Written exercise 1:
In the piece on William Frey's book about racial change in America, in what year does the Census Bureau project that the U.S. will have more minorities than whites?
══ Excerpt provided
“[W]e are in a very key, transformative period with respect to racial change in the United States,” said Senior Fellow William Frey today during an event to discuss the findings and implications of his new book, Diversity Explosion: How New Racial Demographics Are Remaking America. Frey said that in the year 2050, “people are going to look back at this period and call it the pivotal period of demographic change in the United States.”
During the presentation, Frey—an internationally recognized demographer and scholar in the Metropolitan Policy Program at Brookings—presented his main findings, including how the U.S. population is diversifying from the bottom up, how the white population is aging and declining, and what the implications of these changes are for the economy and politics. The conversation continued in a Q&A with Ron Brownstein, editorial director of Atlantic Media and long-time observer of U.S. politics, and Senior Fellow Amy Liu, co-director of the Metropolitan Policy Program.
Visit the event’s page for a complete video recording. Highlights of the data presented and discussion appear below.
2044: The year the Census Bureau projects we’ll have more minorities than whites in the U.S.
Frey explained that the rapid growth of new minorities—Hispanics, Asians, and multi-racial persons—combined with the slow growth and aging of the white population mean that whites will no longer be a majority of the U.S. population. Moreover, he said, “in about ten years we’ll have an absolute decline in the nation’s white population.”
Frey added that the natural increase of minority populations (due in large part, he said, to the fact that it’s a much younger population, especially Hispanics) is especially important “because it’s happening just in time to counter this decline in the white population” and will “help us in all kinds of ways.”
2020: The year by which everyone under age 18 will be majority-minority
Also, by the year 2027, everyone under age 30 will be majority-minority. Frey used these data to highlight what he calls a “cultural generation gap,” in which the younger population that is becoming more diverse, and the older population that is increasingly white and declining, do not seem to share the same social and political outlook. For example, older white people may be less favorable to public services and taxes that benefit the younger generation.
During the discussion that followed Frey’s presentation, Brownstein addressed this issue of a gap between the younger and older generations, especially in politics. “I completely agree with the underlying conclusion,” he said, “that there is more common interest between these two generations than our politics allows, because ultimately to support the retirement safety net that the baby boom needs we have to do a better job at moving more of this future workforce into the middle class.” But, he continued:
[T]hat’s not where our politics is today. Our politics today is that we are living through an overlapping generational, racial, and geographic realignment that is leaving us with two coalitions that are utterly divergent in who they represent, where they live, and what they want.
════
══ Record excerpts
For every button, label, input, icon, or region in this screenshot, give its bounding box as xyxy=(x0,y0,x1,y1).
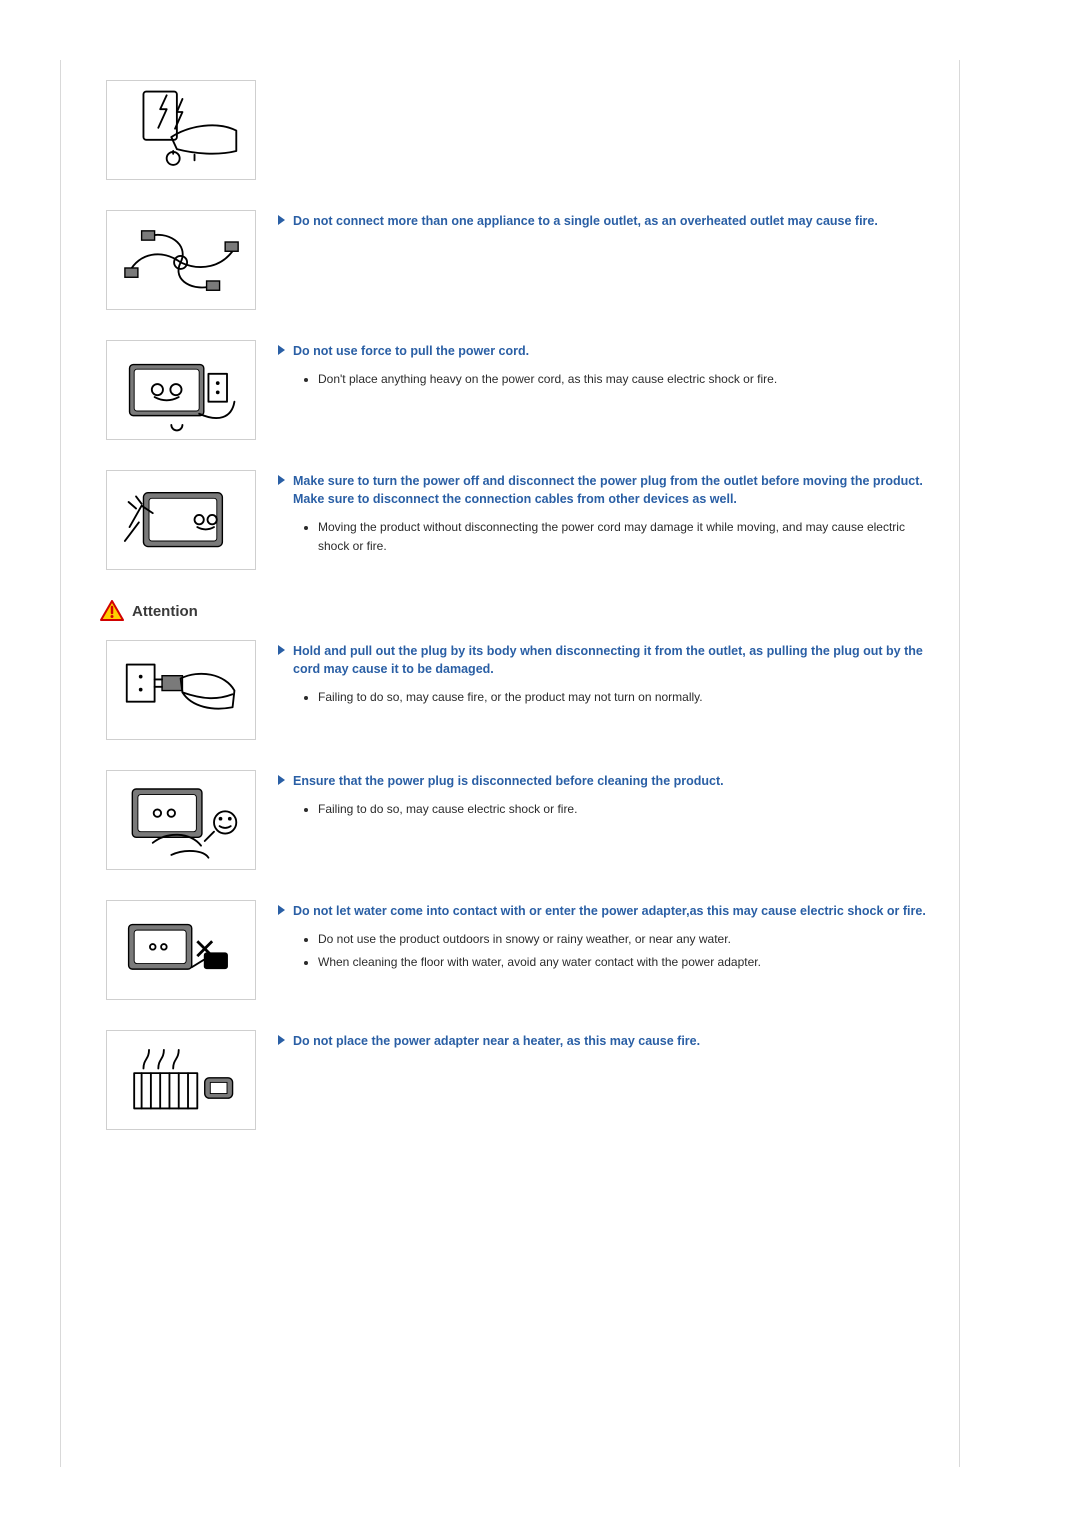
safety-item: Hold and pull out the plug by its body w… xyxy=(106,640,929,740)
heading-text: Do not let water come into contact with … xyxy=(293,902,926,920)
item-text: Do not connect more than one appliance t… xyxy=(278,210,929,240)
clean-product-icon xyxy=(114,776,247,864)
illustration-thumb xyxy=(106,80,256,180)
bullet-text: Failing to do so, may cause fire, or the… xyxy=(318,688,929,707)
item-bullets: Don't place anything heavy on the power … xyxy=(318,370,929,389)
item-heading: Do not connect more than one appliance t… xyxy=(278,212,929,230)
warning-triangle-icon xyxy=(100,600,124,622)
safety-item xyxy=(106,80,929,180)
item-text: Hold and pull out the plug by its body w… xyxy=(278,640,929,711)
heading-text: Make sure to turn the power off and disc… xyxy=(293,472,929,508)
move-product-icon xyxy=(114,476,247,564)
item-text: Do not place the power adapter near a he… xyxy=(278,1030,929,1060)
bullet-arrow-icon xyxy=(278,345,286,355)
illustration-thumb xyxy=(106,470,256,570)
illustration-thumb xyxy=(106,1030,256,1130)
bullet-text: Don't place anything heavy on the power … xyxy=(318,370,929,389)
item-bullets: Moving the product without disconnecting… xyxy=(318,518,929,555)
safety-item: Do not place the power adapter near a he… xyxy=(106,1030,929,1130)
item-heading: Do not use force to pull the power cord. xyxy=(278,342,929,360)
item-heading: Do not let water come into contact with … xyxy=(278,902,929,920)
bullet-text: Moving the product without disconnecting… xyxy=(318,518,929,555)
safety-item: Do not use force to pull the power cord.… xyxy=(106,340,929,440)
bullet-arrow-icon xyxy=(278,645,286,655)
safety-item: Ensure that the power plug is disconnect… xyxy=(106,770,929,870)
bullet-text: When cleaning the floor with water, avoi… xyxy=(318,953,929,972)
heater-icon xyxy=(114,1036,247,1124)
safety-item: Do not let water come into contact with … xyxy=(106,900,929,1000)
item-text: Do not let water come into contact with … xyxy=(278,900,929,975)
section-header-text: Attention xyxy=(132,603,198,620)
illustration-thumb xyxy=(106,640,256,740)
bullet-arrow-icon xyxy=(278,775,286,785)
item-text xyxy=(278,80,929,82)
item-text: Make sure to turn the power off and disc… xyxy=(278,470,929,559)
item-bullets: Failing to do so, may cause fire, or the… xyxy=(318,688,929,707)
bullet-arrow-icon xyxy=(278,475,286,485)
overloaded-outlet-icon xyxy=(114,216,247,304)
item-bullets: Do not use the product outdoors in snowy… xyxy=(318,930,929,971)
item-heading: Hold and pull out the plug by its body w… xyxy=(278,642,929,678)
heading-text: Hold and pull out the plug by its body w… xyxy=(293,642,929,678)
bullet-text: Do not use the product outdoors in snowy… xyxy=(318,930,929,949)
item-heading: Do not place the power adapter near a he… xyxy=(278,1032,929,1050)
pull-cord-icon xyxy=(114,346,247,434)
illustration-thumb xyxy=(106,340,256,440)
bullet-arrow-icon xyxy=(278,215,286,225)
item-heading: Ensure that the power plug is disconnect… xyxy=(278,772,929,790)
bullet-arrow-icon xyxy=(278,905,286,915)
content-frame: Do not connect more than one appliance t… xyxy=(60,60,960,1467)
no-water-icon xyxy=(114,906,247,994)
safety-item: Do not connect more than one appliance t… xyxy=(106,210,929,310)
heading-text: Do not place the power adapter near a he… xyxy=(293,1032,700,1050)
item-bullets: Failing to do so, may cause electric sho… xyxy=(318,800,929,819)
heading-text: Ensure that the power plug is disconnect… xyxy=(293,772,724,790)
hold-plug-icon xyxy=(114,646,247,734)
bullet-text: Failing to do so, may cause electric sho… xyxy=(318,800,929,819)
heading-text: Do not use force to pull the power cord. xyxy=(293,342,529,360)
heading-text: Do not connect more than one appliance t… xyxy=(293,212,878,230)
attention-section-header: Attention xyxy=(100,600,929,622)
lightning-hand-icon xyxy=(114,86,247,174)
item-heading: Make sure to turn the power off and disc… xyxy=(278,472,929,508)
illustration-thumb xyxy=(106,900,256,1000)
illustration-thumb xyxy=(106,770,256,870)
page: Do not connect more than one appliance t… xyxy=(0,0,1080,1527)
bullet-arrow-icon xyxy=(278,1035,286,1045)
illustration-thumb xyxy=(106,210,256,310)
item-text: Do not use force to pull the power cord.… xyxy=(278,340,929,393)
safety-item: Make sure to turn the power off and disc… xyxy=(106,470,929,570)
item-text: Ensure that the power plug is disconnect… xyxy=(278,770,929,823)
════
Written exercise 2:
From the entries, copy out the lines starting at the one containing "safety-item: Hold and" and ending at the one containing "illustration-thumb xyxy=(106,80,256,180)", exactly as they appear.

Response 1:
2044

Response 2:
safety-item: Hold and pull out the plug by its body w… xyxy=(106,640,929,740)
heading-text: Do not let water come into contact with … xyxy=(293,902,926,920)
item-text: Do not connect more than one appliance t… xyxy=(278,210,929,240)
clean-product-icon xyxy=(114,776,247,864)
illustration-thumb xyxy=(106,80,256,180)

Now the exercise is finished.